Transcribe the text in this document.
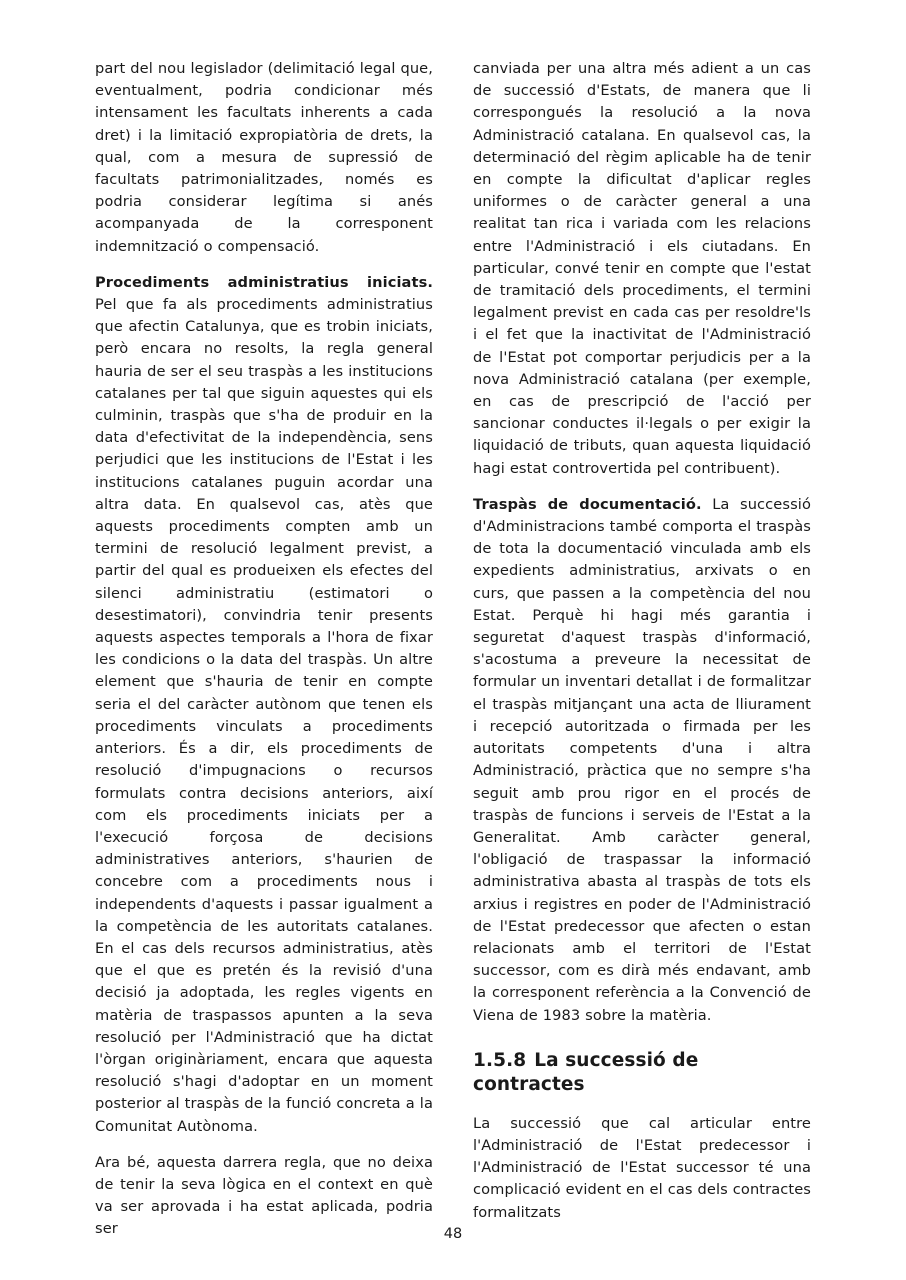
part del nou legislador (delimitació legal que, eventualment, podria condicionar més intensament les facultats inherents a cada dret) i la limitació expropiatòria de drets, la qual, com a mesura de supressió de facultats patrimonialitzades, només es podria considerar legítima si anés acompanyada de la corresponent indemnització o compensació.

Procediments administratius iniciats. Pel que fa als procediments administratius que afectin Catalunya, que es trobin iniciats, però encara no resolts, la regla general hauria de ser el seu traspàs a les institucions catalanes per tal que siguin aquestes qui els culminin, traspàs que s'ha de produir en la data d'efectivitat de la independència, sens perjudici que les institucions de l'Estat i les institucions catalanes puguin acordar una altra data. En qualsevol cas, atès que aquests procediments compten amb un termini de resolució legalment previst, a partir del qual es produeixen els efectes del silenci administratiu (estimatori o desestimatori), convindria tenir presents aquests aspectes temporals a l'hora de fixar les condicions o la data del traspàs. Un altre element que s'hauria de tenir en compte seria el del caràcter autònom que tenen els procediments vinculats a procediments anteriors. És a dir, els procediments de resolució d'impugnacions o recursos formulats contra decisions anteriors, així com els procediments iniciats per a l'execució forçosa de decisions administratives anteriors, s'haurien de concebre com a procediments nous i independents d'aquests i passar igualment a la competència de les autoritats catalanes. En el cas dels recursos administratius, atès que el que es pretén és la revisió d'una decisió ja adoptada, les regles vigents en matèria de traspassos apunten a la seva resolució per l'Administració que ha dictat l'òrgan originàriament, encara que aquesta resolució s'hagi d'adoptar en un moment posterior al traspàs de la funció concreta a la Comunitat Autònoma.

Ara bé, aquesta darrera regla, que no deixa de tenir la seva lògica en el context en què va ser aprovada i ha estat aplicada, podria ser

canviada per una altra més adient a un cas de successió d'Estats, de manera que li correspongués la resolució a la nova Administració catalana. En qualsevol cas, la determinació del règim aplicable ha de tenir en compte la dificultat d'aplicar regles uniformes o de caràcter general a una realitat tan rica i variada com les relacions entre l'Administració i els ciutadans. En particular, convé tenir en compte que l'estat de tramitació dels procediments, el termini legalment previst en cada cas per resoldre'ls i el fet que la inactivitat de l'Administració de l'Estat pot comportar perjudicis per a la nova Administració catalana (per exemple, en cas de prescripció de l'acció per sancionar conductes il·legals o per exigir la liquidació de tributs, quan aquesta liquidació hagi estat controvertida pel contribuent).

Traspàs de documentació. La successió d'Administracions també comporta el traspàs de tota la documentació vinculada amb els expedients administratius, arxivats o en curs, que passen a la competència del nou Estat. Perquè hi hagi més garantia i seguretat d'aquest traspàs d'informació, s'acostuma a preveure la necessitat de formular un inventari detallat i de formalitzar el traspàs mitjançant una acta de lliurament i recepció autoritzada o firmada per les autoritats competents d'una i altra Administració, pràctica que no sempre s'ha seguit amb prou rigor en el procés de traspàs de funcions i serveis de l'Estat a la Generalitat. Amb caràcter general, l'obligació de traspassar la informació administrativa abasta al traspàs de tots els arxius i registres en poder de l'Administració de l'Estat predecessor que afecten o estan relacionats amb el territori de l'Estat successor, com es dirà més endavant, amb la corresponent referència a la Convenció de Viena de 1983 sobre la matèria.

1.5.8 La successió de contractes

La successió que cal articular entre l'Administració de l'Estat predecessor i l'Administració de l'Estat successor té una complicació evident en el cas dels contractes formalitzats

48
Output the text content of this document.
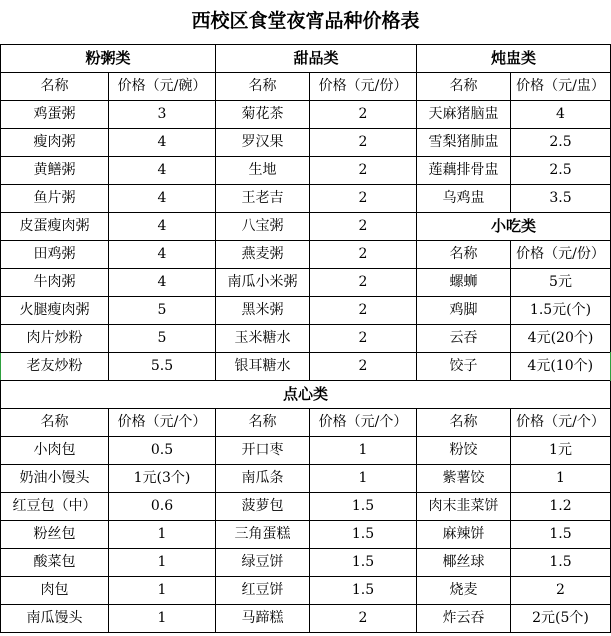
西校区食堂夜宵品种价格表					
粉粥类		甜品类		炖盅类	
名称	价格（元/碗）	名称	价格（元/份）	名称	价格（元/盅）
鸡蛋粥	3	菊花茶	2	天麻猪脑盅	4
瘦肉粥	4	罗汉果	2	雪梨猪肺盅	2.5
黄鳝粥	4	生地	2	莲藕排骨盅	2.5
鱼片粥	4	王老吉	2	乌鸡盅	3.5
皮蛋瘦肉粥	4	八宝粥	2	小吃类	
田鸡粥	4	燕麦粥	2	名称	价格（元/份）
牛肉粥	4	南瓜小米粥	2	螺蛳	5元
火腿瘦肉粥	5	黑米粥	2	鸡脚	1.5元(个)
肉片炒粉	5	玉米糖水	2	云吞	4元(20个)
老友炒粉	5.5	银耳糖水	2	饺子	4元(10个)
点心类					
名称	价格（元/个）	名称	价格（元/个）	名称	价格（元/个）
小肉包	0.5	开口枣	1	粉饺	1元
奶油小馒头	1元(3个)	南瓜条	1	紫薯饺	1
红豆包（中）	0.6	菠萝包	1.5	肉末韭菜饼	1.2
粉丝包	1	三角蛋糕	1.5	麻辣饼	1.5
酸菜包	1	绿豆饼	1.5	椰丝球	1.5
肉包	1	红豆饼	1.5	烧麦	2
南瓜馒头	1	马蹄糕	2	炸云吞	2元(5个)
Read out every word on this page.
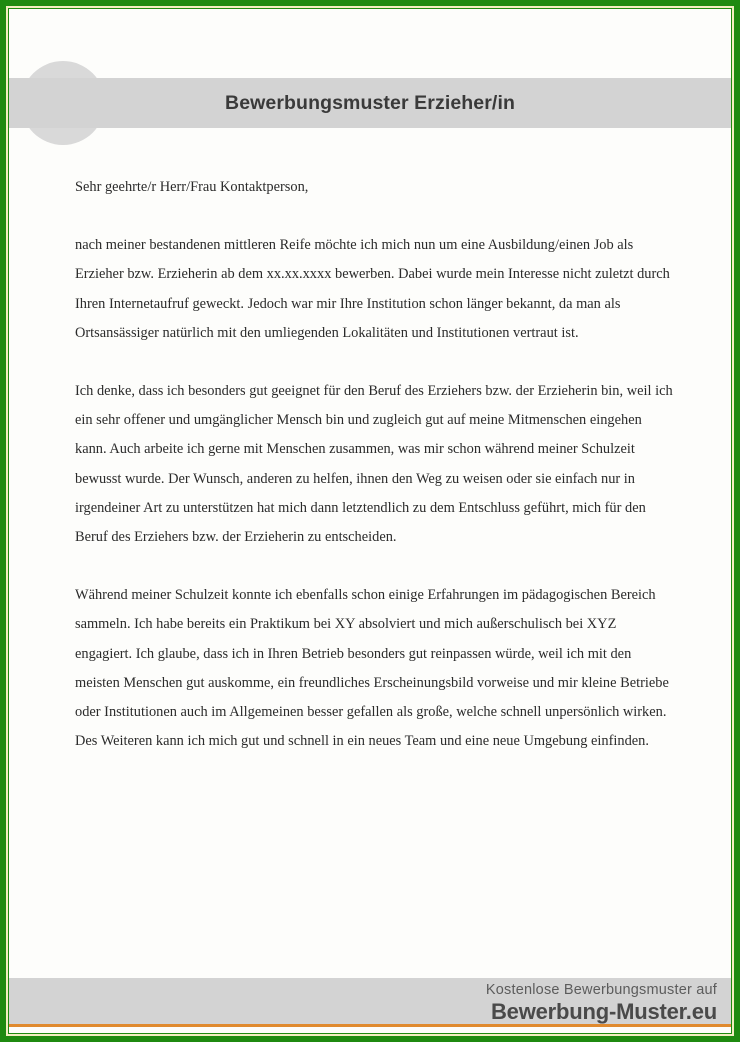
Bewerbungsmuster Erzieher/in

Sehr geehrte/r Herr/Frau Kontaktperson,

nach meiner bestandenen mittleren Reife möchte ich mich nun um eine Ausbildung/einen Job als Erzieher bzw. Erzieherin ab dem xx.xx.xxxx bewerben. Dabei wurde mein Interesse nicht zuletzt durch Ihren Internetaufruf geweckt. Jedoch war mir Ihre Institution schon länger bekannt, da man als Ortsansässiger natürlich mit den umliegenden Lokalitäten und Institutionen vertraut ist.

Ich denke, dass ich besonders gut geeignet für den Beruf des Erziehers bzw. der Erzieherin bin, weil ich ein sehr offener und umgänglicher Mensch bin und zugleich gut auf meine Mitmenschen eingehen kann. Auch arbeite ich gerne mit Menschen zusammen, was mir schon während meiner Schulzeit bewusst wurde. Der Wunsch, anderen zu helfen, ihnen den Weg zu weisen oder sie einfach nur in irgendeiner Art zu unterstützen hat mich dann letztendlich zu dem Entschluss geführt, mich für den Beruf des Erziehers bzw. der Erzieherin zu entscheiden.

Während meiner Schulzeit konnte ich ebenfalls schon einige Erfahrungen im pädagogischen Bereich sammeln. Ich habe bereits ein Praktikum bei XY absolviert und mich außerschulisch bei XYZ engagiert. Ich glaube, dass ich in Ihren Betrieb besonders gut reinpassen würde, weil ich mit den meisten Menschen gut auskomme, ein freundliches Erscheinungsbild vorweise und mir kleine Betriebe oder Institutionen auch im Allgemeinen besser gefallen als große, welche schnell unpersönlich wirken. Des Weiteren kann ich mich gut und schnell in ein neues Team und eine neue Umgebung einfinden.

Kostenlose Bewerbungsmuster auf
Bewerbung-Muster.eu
====
Exercise objective: Set down the material above as is, without any pictures.

Answer to the task:
Transcribe the text in this document.
part del nou legislador (delimitació legal que, eventualment, podria condicionar més intensament les facultats inherents a cada dret) i la limitació expropiatòria de drets, la qual, com a mesura de supressió de facultats patrimonialitzades, només es podria considerar legítima si anés acompanyada de la corresponent indemnització o compensació.

Procediments administratius iniciats. Pel que fa als procediments administratius que afectin Catalunya, que es trobin iniciats, però encara no resolts, la regla general hauria de ser el seu traspàs a les institucions catalanes per tal que siguin aquestes qui els culminin, traspàs que s'ha de produir en la data d'efectivitat de la independència, sens perjudici que les institucions de l'Estat i les institucions catalanes puguin acordar una altra data. En qualsevol cas, atès que aquests procediments compten amb un termini de resolució legalment previst, a partir del qual es produeixen els efectes del silenci administratiu (estimatori o desestimatori), convindria tenir presents aquests aspectes temporals a l'hora de fixar les condicions o la data del traspàs. Un altre element que s'hauria de tenir en compte seria el del caràcter autònom que tenen els procediments vinculats a procediments anteriors. És a dir, els procediments de resolució d'impugnacions o recursos formulats contra decisions anteriors, així com els procediments iniciats per a l'execució forçosa de decisions administratives anteriors, s'haurien de concebre com a procediments nous i independents d'aquests i passar igualment a la competència de les autoritats catalanes. En el cas dels recursos administratius, atès que el que es pretén és la revisió d'una decisió ja adoptada, les regles vigents en matèria de traspassos apunten a la seva resolució per l'Administració que ha dictat l'òrgan originàriament, encara que aquesta resolució s'hagi d'adoptar en un moment posterior al traspàs de la funció concreta a la Comunitat Autònoma.

Ara bé, aquesta darrera regla, que no deixa de tenir la seva lògica en el context en què va ser aprovada i ha estat aplicada, podria ser

canviada per una altra més adient a un cas de successió d'Estats, de manera que li correspongués la resolució a la nova Administració catalana. En qualsevol cas, la determinació del règim aplicable ha de tenir en compte la dificultat d'aplicar regles uniformes o de caràcter general a una realitat tan rica i variada com les relacions entre l'Administració i els ciutadans. En particular, convé tenir en compte que l'estat de tramitació dels procediments, el termini legalment previst en cada cas per resoldre'ls i el fet que la inactivitat de l'Administració de l'Estat pot comportar perjudicis per a la nova Administració catalana (per exemple, en cas de prescripció de l'acció per sancionar conductes il·legals o per exigir la liquidació de tributs, quan aquesta liquidació hagi estat controvertida pel contribuent).

Traspàs de documentació. La successió d'Administracions també comporta el traspàs de tota la documentació vinculada amb els expedients administratius, arxivats o en curs, que passen a la competència del nou Estat. Perquè hi hagi més garantia i seguretat d'aquest traspàs d'informació, s'acostuma a preveure la necessitat de formular un inventari detallat i de formalitzar el traspàs mitjançant una acta de lliurament i recepció autoritzada o firmada per les autoritats competents d'una i altra Administració, pràctica que no sempre s'ha seguit amb prou rigor en el procés de traspàs de funcions i serveis de l'Estat a la Generalitat. Amb caràcter general, l'obligació de traspassar la informació administrativa abasta al traspàs de tots els arxius i registres en poder de l'Administració de l'Estat predecessor que afecten o estan relacionats amb el territori de l'Estat successor, com es dirà més endavant, amb la corresponent referència a la Convenció de Viena de 1983 sobre la matèria.

1.5.8 La successió de contractes

La successió que cal articular entre l'Administració de l'Estat predecessor i l'Administració de l'Estat successor té una complicació evident en el cas dels contractes formalitzats

48
Output the text content of this document.
西校区食堂夜宵品种价格表					
粉粥类		甜品类		炖盅类	
名称	价格（元/碗）	名称	价格（元/份）	名称	价格（元/盅）
鸡蛋粥	3	菊花茶	2	天麻猪脑盅	4
瘦肉粥	4	罗汉果	2	雪梨猪肺盅	2.5
黄鳝粥	4	生地	2	莲藕排骨盅	2.5
鱼片粥	4	王老吉	2	乌鸡盅	3.5
皮蛋瘦肉粥	4	八宝粥	2	小吃类	
田鸡粥	4	燕麦粥	2	名称	价格（元/份）
牛肉粥	4	南瓜小米粥	2	螺蛳	5元
火腿瘦肉粥	5	黑米粥	2	鸡脚	1.5元(个)
肉片炒粉	5	玉米糖水	2	云吞	4元(20个)
老友炒粉	5.5	银耳糖水	2	饺子	4元(10个)
点心类					
名称	价格（元/个）	名称	价格（元/个）	名称	价格（元/个）
小肉包	0.5	开口枣	1	粉饺	1元
奶油小馒头	1元(3个)	南瓜条	1	紫薯饺	1
红豆包（中）	0.6	菠萝包	1.5	肉末韭菜饼	1.2
粉丝包	1	三角蛋糕	1.5	麻辣饼	1.5
酸菜包	1	绿豆饼	1.5	椰丝球	1.5
肉包	1	红豆饼	1.5	烧麦	2
南瓜馒头	1	马蹄糕	2	炸云吞	2元(5个)
Read out every word on this page.
Bewerbungsmuster Erzieher/in

Sehr geehrte/r Herr/Frau Kontaktperson,

nach meiner bestandenen mittleren Reife möchte ich mich nun um eine Ausbildung/einen Job als Erzieher bzw. Erzieherin ab dem xx.xx.xxxx bewerben. Dabei wurde mein Interesse nicht zuletzt durch Ihren Internetaufruf geweckt. Jedoch war mir Ihre Institution schon länger bekannt, da man als Ortsansässiger natürlich mit den umliegenden Lokalitäten und Institutionen vertraut ist.

Ich denke, dass ich besonders gut geeignet für den Beruf des Erziehers bzw. der Erzieherin bin, weil ich ein sehr offener und umgänglicher Mensch bin und zugleich gut auf meine Mitmenschen eingehen kann. Auch arbeite ich gerne mit Menschen zusammen, was mir schon während meiner Schulzeit bewusst wurde. Der Wunsch, anderen zu helfen, ihnen den Weg zu weisen oder sie einfach nur in irgendeiner Art zu unterstützen hat mich dann letztendlich zu dem Entschluss geführt, mich für den Beruf des Erziehers bzw. der Erzieherin zu entscheiden.

Während meiner Schulzeit konnte ich ebenfalls schon einige Erfahrungen im pädagogischen Bereich sammeln. Ich habe bereits ein Praktikum bei XY absolviert und mich außerschulisch bei XYZ engagiert. Ich glaube, dass ich in Ihren Betrieb besonders gut reinpassen würde, weil ich mit den meisten Menschen gut auskomme, ein freundliches Erscheinungsbild vorweise und mir kleine Betriebe oder Institutionen auch im Allgemeinen besser gefallen als große, welche schnell unpersönlich wirken. Des Weiteren kann ich mich gut und schnell in ein neues Team und eine neue Umgebung einfinden.

Kostenlose Bewerbungsmuster auf
Bewerbung-Muster.eu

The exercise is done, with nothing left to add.